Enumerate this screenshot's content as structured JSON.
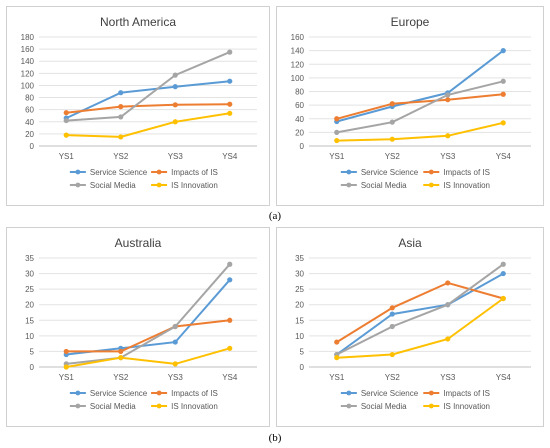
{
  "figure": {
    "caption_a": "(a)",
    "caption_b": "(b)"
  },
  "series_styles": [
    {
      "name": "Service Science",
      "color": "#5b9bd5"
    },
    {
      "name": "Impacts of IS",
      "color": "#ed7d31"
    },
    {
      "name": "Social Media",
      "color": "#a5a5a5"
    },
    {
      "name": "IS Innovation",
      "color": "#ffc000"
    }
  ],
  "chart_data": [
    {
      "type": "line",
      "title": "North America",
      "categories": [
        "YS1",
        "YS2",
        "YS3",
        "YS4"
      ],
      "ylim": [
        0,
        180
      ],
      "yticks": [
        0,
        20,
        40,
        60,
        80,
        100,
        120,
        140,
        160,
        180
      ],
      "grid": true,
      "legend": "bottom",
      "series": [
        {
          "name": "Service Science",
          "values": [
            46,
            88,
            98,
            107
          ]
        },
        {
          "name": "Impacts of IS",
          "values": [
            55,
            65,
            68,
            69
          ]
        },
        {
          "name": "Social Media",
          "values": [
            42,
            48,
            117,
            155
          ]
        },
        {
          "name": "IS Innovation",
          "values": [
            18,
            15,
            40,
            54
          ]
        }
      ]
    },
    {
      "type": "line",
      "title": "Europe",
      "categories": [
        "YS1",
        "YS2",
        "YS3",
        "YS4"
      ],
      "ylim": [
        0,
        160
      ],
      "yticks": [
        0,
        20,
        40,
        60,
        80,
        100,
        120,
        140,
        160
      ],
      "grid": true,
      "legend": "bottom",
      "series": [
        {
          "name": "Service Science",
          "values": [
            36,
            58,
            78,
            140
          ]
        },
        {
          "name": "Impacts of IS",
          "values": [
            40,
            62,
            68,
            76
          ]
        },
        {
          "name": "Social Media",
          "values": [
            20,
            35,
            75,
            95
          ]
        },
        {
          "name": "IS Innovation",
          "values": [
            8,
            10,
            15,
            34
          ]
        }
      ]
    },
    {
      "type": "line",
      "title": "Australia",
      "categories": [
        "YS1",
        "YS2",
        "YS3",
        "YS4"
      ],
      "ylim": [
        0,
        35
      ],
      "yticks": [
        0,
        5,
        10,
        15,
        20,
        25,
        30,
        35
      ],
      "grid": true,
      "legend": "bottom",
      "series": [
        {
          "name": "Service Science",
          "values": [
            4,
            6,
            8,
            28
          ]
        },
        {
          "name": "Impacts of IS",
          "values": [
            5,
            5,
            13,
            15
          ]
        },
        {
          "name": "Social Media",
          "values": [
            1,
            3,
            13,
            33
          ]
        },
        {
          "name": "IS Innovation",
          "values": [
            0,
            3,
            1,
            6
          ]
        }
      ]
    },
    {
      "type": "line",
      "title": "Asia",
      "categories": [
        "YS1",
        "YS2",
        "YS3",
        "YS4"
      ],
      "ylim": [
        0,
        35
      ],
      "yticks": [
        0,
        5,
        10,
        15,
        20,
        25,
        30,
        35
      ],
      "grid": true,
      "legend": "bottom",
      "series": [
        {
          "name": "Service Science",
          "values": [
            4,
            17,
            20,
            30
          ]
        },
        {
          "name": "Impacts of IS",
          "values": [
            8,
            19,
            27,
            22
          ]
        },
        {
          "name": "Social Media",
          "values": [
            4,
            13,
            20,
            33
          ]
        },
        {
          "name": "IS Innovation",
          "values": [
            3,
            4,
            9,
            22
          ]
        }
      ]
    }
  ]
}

## YOUR TASK
Write out each line again precisely as it appears, skipping every picture.

## WRITTEN ANSWER
Enumerate this screenshot's content as structured JSON.
{
  "figure": {
    "caption_a": "(a)",
    "caption_b": "(b)"
  },
  "series_styles": [
    {
      "name": "Service Science",
      "color": "#5b9bd5"
    },
    {
      "name": "Impacts of IS",
      "color": "#ed7d31"
    },
    {
      "name": "Social Media",
      "color": "#a5a5a5"
    },
    {
      "name": "IS Innovation",
      "color": "#ffc000"
    }
  ],
  "chart_data": [
    {
      "type": "line",
      "title": "North America",
      "categories": [
        "YS1",
        "YS2",
        "YS3",
        "YS4"
      ],
      "ylim": [
        0,
        180
      ],
      "yticks": [
        0,
        20,
        40,
        60,
        80,
        100,
        120,
        140,
        160,
        180
      ],
      "grid": true,
      "legend": "bottom",
      "series": [
        {
          "name": "Service Science",
          "values": [
            46,
            88,
            98,
            107
          ]
        },
        {
          "name": "Impacts of IS",
          "values": [
            55,
            65,
            68,
            69
          ]
        },
        {
          "name": "Social Media",
          "values": [
            42,
            48,
            117,
            155
          ]
        },
        {
          "name": "IS Innovation",
          "values": [
            18,
            15,
            40,
            54
          ]
        }
      ]
    },
    {
      "type": "line",
      "title": "Europe",
      "categories": [
        "YS1",
        "YS2",
        "YS3",
        "YS4"
      ],
      "ylim": [
        0,
        160
      ],
      "yticks": [
        0,
        20,
        40,
        60,
        80,
        100,
        120,
        140,
        160
      ],
      "grid": true,
      "legend": "bottom",
      "series": [
        {
          "name": "Service Science",
          "values": [
            36,
            58,
            78,
            140
          ]
        },
        {
          "name": "Impacts of IS",
          "values": [
            40,
            62,
            68,
            76
          ]
        },
        {
          "name": "Social Media",
          "values": [
            20,
            35,
            75,
            95
          ]
        },
        {
          "name": "IS Innovation",
          "values": [
            8,
            10,
            15,
            34
          ]
        }
      ]
    },
    {
      "type": "line",
      "title": "Australia",
      "categories": [
        "YS1",
        "YS2",
        "YS3",
        "YS4"
      ],
      "ylim": [
        0,
        35
      ],
      "yticks": [
        0,
        5,
        10,
        15,
        20,
        25,
        30,
        35
      ],
      "grid": true,
      "legend": "bottom",
      "series": [
        {
          "name": "Service Science",
          "values": [
            4,
            6,
            8,
            28
          ]
        },
        {
          "name": "Impacts of IS",
          "values": [
            5,
            5,
            13,
            15
          ]
        },
        {
          "name": "Social Media",
          "values": [
            1,
            3,
            13,
            33
          ]
        },
        {
          "name": "IS Innovation",
          "values": [
            0,
            3,
            1,
            6
          ]
        }
      ]
    },
    {
      "type": "line",
      "title": "Asia",
      "categories": [
        "YS1",
        "YS2",
        "YS3",
        "YS4"
      ],
      "ylim": [
        0,
        35
      ],
      "yticks": [
        0,
        5,
        10,
        15,
        20,
        25,
        30,
        35
      ],
      "grid": true,
      "legend": "bottom",
      "series": [
        {
          "name": "Service Science",
          "values": [
            4,
            17,
            20,
            30
          ]
        },
        {
          "name": "Impacts of IS",
          "values": [
            8,
            19,
            27,
            22
          ]
        },
        {
          "name": "Social Media",
          "values": [
            4,
            13,
            20,
            33
          ]
        },
        {
          "name": "IS Innovation",
          "values": [
            3,
            4,
            9,
            22
          ]
        }
      ]
    }
  ]
}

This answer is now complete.